◆ **Source passage**
== == ==
Re: The challenge for Cocoa's on-line documentation
Re: The challenge for Cocoa's on-line documentation
- Subject: Re: The challenge for Cocoa's on-line documentation
- From: Jeff LaMarche <email@hidden>
- Date: Sat, 17 May 2008 16:36:06 -0400
On May 17, 2008, at 4:16 PM, Johnny Lundy wrote:
I never had any problem with a language's documentation since 1970
with the IBM 360 Reference Manual. That is, until I came across
Apple's documentation of Cocoa. I have never been so frustrated in
my life.
<snip>
The usual pattern for a User Guide & Reference Manual is for the
User Guide to have chapters corresponding to the areas of the
product, and the Reference Manual having a page or so listing all
the details of each element. The Apple docs have neither.
<snip>
- tag
Returns the tag.
== == ==
◆ **Brief 1**
According to the Cocoa documentation message, in what year did Johnny Lundy start working with language documentation without any problem?
◆ **Brief 2**
Translate the sentence "The Apple docs have neither." from the Cocoa documentation message into Spanish.
◆ **Brief 3**
Continue the Cocoa documentation message from its last line.
The lines that come next are separate material, unrelated to the Cocoa documentation message.

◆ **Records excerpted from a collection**
== == ==
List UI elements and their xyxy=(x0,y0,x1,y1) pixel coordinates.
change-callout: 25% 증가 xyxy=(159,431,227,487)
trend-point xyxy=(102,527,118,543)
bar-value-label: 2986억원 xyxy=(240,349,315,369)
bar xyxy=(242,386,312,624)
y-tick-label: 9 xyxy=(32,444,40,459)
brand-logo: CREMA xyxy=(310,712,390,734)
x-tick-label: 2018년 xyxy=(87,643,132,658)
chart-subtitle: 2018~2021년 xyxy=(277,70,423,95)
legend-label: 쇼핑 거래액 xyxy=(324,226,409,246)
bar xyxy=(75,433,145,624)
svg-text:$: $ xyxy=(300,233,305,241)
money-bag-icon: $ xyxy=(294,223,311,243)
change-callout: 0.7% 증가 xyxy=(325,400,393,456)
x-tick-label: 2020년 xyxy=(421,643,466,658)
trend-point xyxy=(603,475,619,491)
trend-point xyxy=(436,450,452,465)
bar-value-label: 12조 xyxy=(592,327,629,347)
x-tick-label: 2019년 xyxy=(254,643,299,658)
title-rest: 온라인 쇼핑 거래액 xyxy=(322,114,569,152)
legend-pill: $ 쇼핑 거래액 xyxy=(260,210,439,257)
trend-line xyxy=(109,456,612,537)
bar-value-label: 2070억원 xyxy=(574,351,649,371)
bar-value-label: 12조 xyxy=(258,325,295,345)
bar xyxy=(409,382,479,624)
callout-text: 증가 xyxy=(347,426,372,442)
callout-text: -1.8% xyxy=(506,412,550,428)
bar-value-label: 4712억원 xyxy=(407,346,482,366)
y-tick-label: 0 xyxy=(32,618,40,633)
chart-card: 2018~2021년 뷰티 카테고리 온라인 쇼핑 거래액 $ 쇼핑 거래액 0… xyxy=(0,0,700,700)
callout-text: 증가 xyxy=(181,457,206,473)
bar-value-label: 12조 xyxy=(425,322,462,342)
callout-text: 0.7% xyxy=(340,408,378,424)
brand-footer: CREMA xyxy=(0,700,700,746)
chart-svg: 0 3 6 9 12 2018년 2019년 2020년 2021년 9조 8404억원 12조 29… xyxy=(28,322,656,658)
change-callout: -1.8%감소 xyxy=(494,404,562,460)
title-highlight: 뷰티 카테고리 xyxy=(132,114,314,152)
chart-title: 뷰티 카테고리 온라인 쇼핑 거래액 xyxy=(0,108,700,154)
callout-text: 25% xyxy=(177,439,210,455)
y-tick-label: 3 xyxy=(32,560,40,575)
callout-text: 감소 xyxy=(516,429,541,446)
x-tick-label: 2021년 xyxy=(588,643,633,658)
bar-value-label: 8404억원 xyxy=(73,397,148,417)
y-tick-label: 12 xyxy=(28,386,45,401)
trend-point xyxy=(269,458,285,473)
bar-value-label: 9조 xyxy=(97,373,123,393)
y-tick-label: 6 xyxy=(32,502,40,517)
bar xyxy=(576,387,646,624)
== == ==
◆ **Expected output 1**
1970

◆ **Expected output 2**
La documentación de Apple no tiene ninguno de los dos.

◆ **Expected output 3**
See also : setTag
I do not know where documentation you saw this, but Apple's
documentation for NSControl states the following in the method
description for tag:
"Tags allow you to identify particular controls. Tag values are not
used internally; they are only changed by external invocations of
setTag:. You typically set tag values in Interface Builder and use
them at runtime in your application. When you set the tag of a control
with a single cell in Interface Builder, it sets the tags of both the
control and the cell to the same value as a convenience."
That seems pretty darn clear and concise to me. It says something
equally clear in setTag:
Besides, tags are a fundamental concept in Cocoa. If you don't know
what tags are, maybe the API isn't the right place for you to be
spending your time right now. I'm sure most of us here don't want to
read through a description of what tags are every single time they're
mentioned in the documentation.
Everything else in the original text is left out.